-- START Provided material --
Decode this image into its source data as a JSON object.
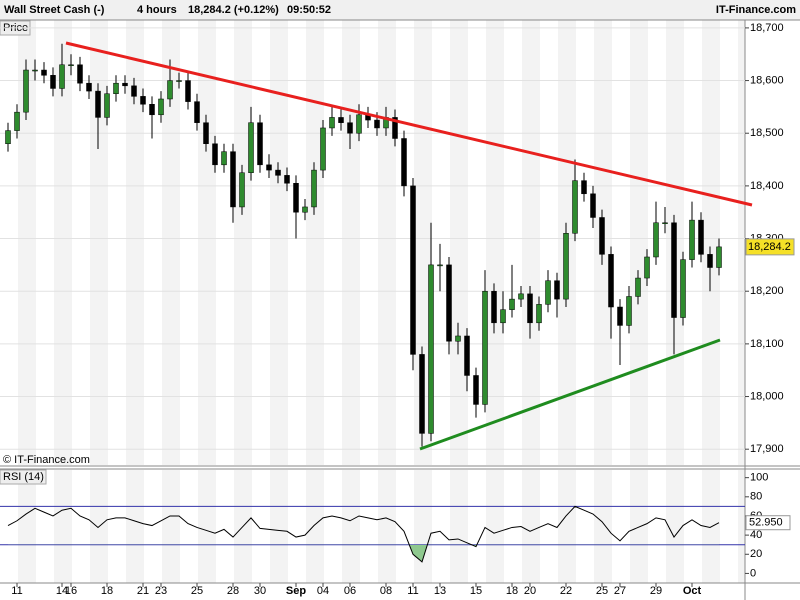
{
  "chart_data": {
    "type": "candlestick",
    "header": {
      "symbol": "Wall Street Cash (-)",
      "interval": "4 hours",
      "quote": "18,284.2 (+0.12%)",
      "time": "09:50:52",
      "brand": "IT-Finance.com"
    },
    "panel_label": "Price",
    "copyright": "© IT-Finance.com",
    "current_label": "18,284.2",
    "up_color": "#2e8b2e",
    "down_color": "#000000",
    "ylim": [
      17870,
      18715
    ],
    "yticks": [
      {
        "value": 17900,
        "label": "17,900"
      },
      {
        "value": 18000,
        "label": "18,000"
      },
      {
        "value": 18100,
        "label": "18,100"
      },
      {
        "value": 18200,
        "label": "18,200"
      },
      {
        "value": 18300,
        "label": "18,300"
      },
      {
        "value": 18400,
        "label": "18,400"
      },
      {
        "value": 18500,
        "label": "18,500"
      },
      {
        "value": 18600,
        "label": "18,600"
      },
      {
        "value": 18700,
        "label": "18,700"
      }
    ],
    "categories": [
      null,
      "11",
      null,
      null,
      null,
      null,
      "14",
      "16",
      null,
      null,
      null,
      "18",
      null,
      null,
      null,
      "21",
      null,
      "23",
      null,
      null,
      null,
      "25",
      null,
      null,
      null,
      "28",
      null,
      null,
      "30",
      null,
      null,
      null,
      "Sep",
      null,
      null,
      "04",
      null,
      null,
      "06",
      null,
      null,
      null,
      "08",
      null,
      null,
      "11",
      null,
      null,
      "13",
      null,
      null,
      null,
      "15",
      null,
      null,
      null,
      "18",
      null,
      "20",
      null,
      null,
      null,
      "22",
      null,
      null,
      null,
      "25",
      null,
      "27",
      null,
      null,
      null,
      "29",
      null,
      null,
      null,
      "Oct",
      null,
      null,
      null
    ],
    "ohlc": [
      [
        18480,
        18520,
        18465,
        18505
      ],
      [
        18505,
        18555,
        18490,
        18540
      ],
      [
        18540,
        18640,
        18525,
        18620
      ],
      [
        18620,
        18640,
        18600,
        18620
      ],
      [
        18620,
        18635,
        18595,
        18610
      ],
      [
        18610,
        18625,
        18570,
        18585
      ],
      [
        18585,
        18670,
        18570,
        18630
      ],
      [
        18630,
        18650,
        18610,
        18630
      ],
      [
        18630,
        18645,
        18580,
        18595
      ],
      [
        18595,
        18610,
        18565,
        18580
      ],
      [
        18580,
        18595,
        18470,
        18530
      ],
      [
        18530,
        18590,
        18515,
        18575
      ],
      [
        18575,
        18610,
        18560,
        18595
      ],
      [
        18595,
        18610,
        18575,
        18590
      ],
      [
        18590,
        18605,
        18555,
        18570
      ],
      [
        18570,
        18585,
        18540,
        18555
      ],
      [
        18555,
        18570,
        18490,
        18535
      ],
      [
        18535,
        18580,
        18520,
        18565
      ],
      [
        18565,
        18640,
        18550,
        18600
      ],
      [
        18600,
        18615,
        18585,
        18600
      ],
      [
        18600,
        18615,
        18545,
        18560
      ],
      [
        18560,
        18575,
        18505,
        18520
      ],
      [
        18520,
        18535,
        18465,
        18480
      ],
      [
        18480,
        18495,
        18425,
        18440
      ],
      [
        18440,
        18480,
        18425,
        18465
      ],
      [
        18465,
        18480,
        18330,
        18360
      ],
      [
        18360,
        18440,
        18345,
        18425
      ],
      [
        18425,
        18550,
        18410,
        18520
      ],
      [
        18520,
        18535,
        18425,
        18440
      ],
      [
        18440,
        18460,
        18415,
        18430
      ],
      [
        18430,
        18445,
        18405,
        18420
      ],
      [
        18420,
        18435,
        18390,
        18405
      ],
      [
        18405,
        18420,
        18300,
        18350
      ],
      [
        18350,
        18375,
        18335,
        18360
      ],
      [
        18360,
        18445,
        18345,
        18430
      ],
      [
        18430,
        18525,
        18415,
        18510
      ],
      [
        18510,
        18550,
        18495,
        18530
      ],
      [
        18530,
        18545,
        18505,
        18520
      ],
      [
        18520,
        18535,
        18470,
        18500
      ],
      [
        18500,
        18555,
        18485,
        18535
      ],
      [
        18535,
        18550,
        18510,
        18525
      ],
      [
        18525,
        18540,
        18495,
        18510
      ],
      [
        18510,
        18550,
        18495,
        18530
      ],
      [
        18530,
        18545,
        18475,
        18490
      ],
      [
        18490,
        18505,
        18380,
        18400
      ],
      [
        18400,
        18415,
        18050,
        18080
      ],
      [
        18080,
        18095,
        17905,
        17930
      ],
      [
        17930,
        18330,
        17915,
        18250
      ],
      [
        18250,
        18290,
        18200,
        18250
      ],
      [
        18250,
        18265,
        18080,
        18105
      ],
      [
        18105,
        18140,
        18080,
        18115
      ],
      [
        18115,
        18130,
        18010,
        18040
      ],
      [
        18040,
        18055,
        17960,
        17985
      ],
      [
        17985,
        18240,
        17970,
        18200
      ],
      [
        18200,
        18215,
        18120,
        18140
      ],
      [
        18140,
        18200,
        18120,
        18165
      ],
      [
        18165,
        18250,
        18150,
        18185
      ],
      [
        18185,
        18210,
        18170,
        18195
      ],
      [
        18195,
        18210,
        18110,
        18140
      ],
      [
        18140,
        18190,
        18125,
        18175
      ],
      [
        18175,
        18240,
        18160,
        18220
      ],
      [
        18220,
        18235,
        18150,
        18185
      ],
      [
        18185,
        18330,
        18170,
        18310
      ],
      [
        18310,
        18450,
        18295,
        18410
      ],
      [
        18410,
        18425,
        18370,
        18385
      ],
      [
        18385,
        18400,
        18320,
        18340
      ],
      [
        18340,
        18355,
        18250,
        18270
      ],
      [
        18270,
        18285,
        18110,
        18170
      ],
      [
        18170,
        18185,
        18060,
        18135
      ],
      [
        18135,
        18210,
        18120,
        18190
      ],
      [
        18190,
        18240,
        18175,
        18225
      ],
      [
        18225,
        18280,
        18210,
        18265
      ],
      [
        18265,
        18370,
        18250,
        18330
      ],
      [
        18330,
        18360,
        18310,
        18330
      ],
      [
        18330,
        18345,
        18080,
        18150
      ],
      [
        18150,
        18275,
        18135,
        18260
      ],
      [
        18260,
        18370,
        18245,
        18335
      ],
      [
        18335,
        18350,
        18255,
        18270
      ],
      [
        18270,
        18285,
        18200,
        18245
      ],
      [
        18245,
        18300,
        18230,
        18284.2
      ]
    ],
    "rsi": {
      "label": "RSI (14)",
      "color": "#000000",
      "level_color": "#3333aa",
      "fill_color": "#8fc98f",
      "current_label": "52.950",
      "ylim": [
        -10,
        108
      ],
      "yticks": [
        0,
        20,
        40,
        60,
        80,
        100
      ],
      "levels": [
        70,
        30
      ],
      "values": [
        50,
        55,
        62,
        68,
        64,
        60,
        66,
        68,
        60,
        56,
        48,
        56,
        58,
        58,
        55,
        52,
        50,
        55,
        60,
        60,
        52,
        48,
        45,
        42,
        46,
        38,
        48,
        58,
        47,
        46,
        45,
        44,
        38,
        40,
        50,
        58,
        60,
        58,
        55,
        60,
        58,
        56,
        58,
        54,
        44,
        20,
        12,
        42,
        44,
        35,
        36,
        32,
        28,
        48,
        42,
        45,
        48,
        49,
        44,
        48,
        52,
        48,
        60,
        70,
        66,
        62,
        54,
        42,
        34,
        44,
        48,
        52,
        58,
        56,
        38,
        50,
        56,
        50,
        48,
        52.95
      ]
    }
  }
}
-- END Provided material --
*What you will do*:
Every record is to be reproduced exactly, with no pictures included.

*Task response*:
Decode this image into its source data as a JSON object.
{
  "chart_data": {
    "type": "candlestick",
    "header": {
      "symbol": "Wall Street Cash (-)",
      "interval": "4 hours",
      "quote": "18,284.2 (+0.12%)",
      "time": "09:50:52",
      "brand": "IT-Finance.com"
    },
    "panel_label": "Price",
    "copyright": "© IT-Finance.com",
    "current_label": "18,284.2",
    "up_color": "#2e8b2e",
    "down_color": "#000000",
    "ylim": [
      17870,
      18715
    ],
    "yticks": [
      {
        "value": 17900,
        "label": "17,900"
      },
      {
        "value": 18000,
        "label": "18,000"
      },
      {
        "value": 18100,
        "label": "18,100"
      },
      {
        "value": 18200,
        "label": "18,200"
      },
      {
        "value": 18300,
        "label": "18,300"
      },
      {
        "value": 18400,
        "label": "18,400"
      },
      {
        "value": 18500,
        "label": "18,500"
      },
      {
        "value": 18600,
        "label": "18,600"
      },
      {
        "value": 18700,
        "label": "18,700"
      }
    ],
    "categories": [
      null,
      "11",
      null,
      null,
      null,
      null,
      "14",
      "16",
      null,
      null,
      null,
      "18",
      null,
      null,
      null,
      "21",
      null,
      "23",
      null,
      null,
      null,
      "25",
      null,
      null,
      null,
      "28",
      null,
      null,
      "30",
      null,
      null,
      null,
      "Sep",
      null,
      null,
      "04",
      null,
      null,
      "06",
      null,
      null,
      null,
      "08",
      null,
      null,
      "11",
      null,
      null,
      "13",
      null,
      null,
      null,
      "15",
      null,
      null,
      null,
      "18",
      null,
      "20",
      null,
      null,
      null,
      "22",
      null,
      null,
      null,
      "25",
      null,
      "27",
      null,
      null,
      null,
      "29",
      null,
      null,
      null,
      "Oct",
      null,
      null,
      null
    ],
    "ohlc": [
      [
        18480,
        18520,
        18465,
        18505
      ],
      [
        18505,
        18555,
        18490,
        18540
      ],
      [
        18540,
        18640,
        18525,
        18620
      ],
      [
        18620,
        18640,
        18600,
        18620
      ],
      [
        18620,
        18635,
        18595,
        18610
      ],
      [
        18610,
        18625,
        18570,
        18585
      ],
      [
        18585,
        18670,
        18570,
        18630
      ],
      [
        18630,
        18650,
        18610,
        18630
      ],
      [
        18630,
        18645,
        18580,
        18595
      ],
      [
        18595,
        18610,
        18565,
        18580
      ],
      [
        18580,
        18595,
        18470,
        18530
      ],
      [
        18530,
        18590,
        18515,
        18575
      ],
      [
        18575,
        18610,
        18560,
        18595
      ],
      [
        18595,
        18610,
        18575,
        18590
      ],
      [
        18590,
        18605,
        18555,
        18570
      ],
      [
        18570,
        18585,
        18540,
        18555
      ],
      [
        18555,
        18570,
        18490,
        18535
      ],
      [
        18535,
        18580,
        18520,
        18565
      ],
      [
        18565,
        18640,
        18550,
        18600
      ],
      [
        18600,
        18615,
        18585,
        18600
      ],
      [
        18600,
        18615,
        18545,
        18560
      ],
      [
        18560,
        18575,
        18505,
        18520
      ],
      [
        18520,
        18535,
        18465,
        18480
      ],
      [
        18480,
        18495,
        18425,
        18440
      ],
      [
        18440,
        18480,
        18425,
        18465
      ],
      [
        18465,
        18480,
        18330,
        18360
      ],
      [
        18360,
        18440,
        18345,
        18425
      ],
      [
        18425,
        18550,
        18410,
        18520
      ],
      [
        18520,
        18535,
        18425,
        18440
      ],
      [
        18440,
        18460,
        18415,
        18430
      ],
      [
        18430,
        18445,
        18405,
        18420
      ],
      [
        18420,
        18435,
        18390,
        18405
      ],
      [
        18405,
        18420,
        18300,
        18350
      ],
      [
        18350,
        18375,
        18335,
        18360
      ],
      [
        18360,
        18445,
        18345,
        18430
      ],
      [
        18430,
        18525,
        18415,
        18510
      ],
      [
        18510,
        18550,
        18495,
        18530
      ],
      [
        18530,
        18545,
        18505,
        18520
      ],
      [
        18520,
        18535,
        18470,
        18500
      ],
      [
        18500,
        18555,
        18485,
        18535
      ],
      [
        18535,
        18550,
        18510,
        18525
      ],
      [
        18525,
        18540,
        18495,
        18510
      ],
      [
        18510,
        18550,
        18495,
        18530
      ],
      [
        18530,
        18545,
        18475,
        18490
      ],
      [
        18490,
        18505,
        18380,
        18400
      ],
      [
        18400,
        18415,
        18050,
        18080
      ],
      [
        18080,
        18095,
        17905,
        17930
      ],
      [
        17930,
        18330,
        17915,
        18250
      ],
      [
        18250,
        18290,
        18200,
        18250
      ],
      [
        18250,
        18265,
        18080,
        18105
      ],
      [
        18105,
        18140,
        18080,
        18115
      ],
      [
        18115,
        18130,
        18010,
        18040
      ],
      [
        18040,
        18055,
        17960,
        17985
      ],
      [
        17985,
        18240,
        17970,
        18200
      ],
      [
        18200,
        18215,
        18120,
        18140
      ],
      [
        18140,
        18200,
        18120,
        18165
      ],
      [
        18165,
        18250,
        18150,
        18185
      ],
      [
        18185,
        18210,
        18170,
        18195
      ],
      [
        18195,
        18210,
        18110,
        18140
      ],
      [
        18140,
        18190,
        18125,
        18175
      ],
      [
        18175,
        18240,
        18160,
        18220
      ],
      [
        18220,
        18235,
        18150,
        18185
      ],
      [
        18185,
        18330,
        18170,
        18310
      ],
      [
        18310,
        18450,
        18295,
        18410
      ],
      [
        18410,
        18425,
        18370,
        18385
      ],
      [
        18385,
        18400,
        18320,
        18340
      ],
      [
        18340,
        18355,
        18250,
        18270
      ],
      [
        18270,
        18285,
        18110,
        18170
      ],
      [
        18170,
        18185,
        18060,
        18135
      ],
      [
        18135,
        18210,
        18120,
        18190
      ],
      [
        18190,
        18240,
        18175,
        18225
      ],
      [
        18225,
        18280,
        18210,
        18265
      ],
      [
        18265,
        18370,
        18250,
        18330
      ],
      [
        18330,
        18360,
        18310,
        18330
      ],
      [
        18330,
        18345,
        18080,
        18150
      ],
      [
        18150,
        18275,
        18135,
        18260
      ],
      [
        18260,
        18370,
        18245,
        18335
      ],
      [
        18335,
        18350,
        18255,
        18270
      ],
      [
        18270,
        18285,
        18200,
        18245
      ],
      [
        18245,
        18300,
        18230,
        18284.2
      ]
    ],
    "rsi": {
      "label": "RSI (14)",
      "color": "#000000",
      "level_color": "#3333aa",
      "fill_color": "#8fc98f",
      "current_label": "52.950",
      "ylim": [
        -10,
        108
      ],
      "yticks": [
        0,
        20,
        40,
        60,
        80,
        100
      ],
      "levels": [
        70,
        30
      ],
      "values": [
        50,
        55,
        62,
        68,
        64,
        60,
        66,
        68,
        60,
        56,
        48,
        56,
        58,
        58,
        55,
        52,
        50,
        55,
        60,
        60,
        52,
        48,
        45,
        42,
        46,
        38,
        48,
        58,
        47,
        46,
        45,
        44,
        38,
        40,
        50,
        58,
        60,
        58,
        55,
        60,
        58,
        56,
        58,
        54,
        44,
        20,
        12,
        42,
        44,
        35,
        36,
        32,
        28,
        48,
        42,
        45,
        48,
        49,
        44,
        48,
        52,
        48,
        60,
        70,
        66,
        62,
        54,
        42,
        34,
        44,
        48,
        52,
        58,
        56,
        38,
        50,
        56,
        50,
        48,
        52.95
      ]
    }
  }
}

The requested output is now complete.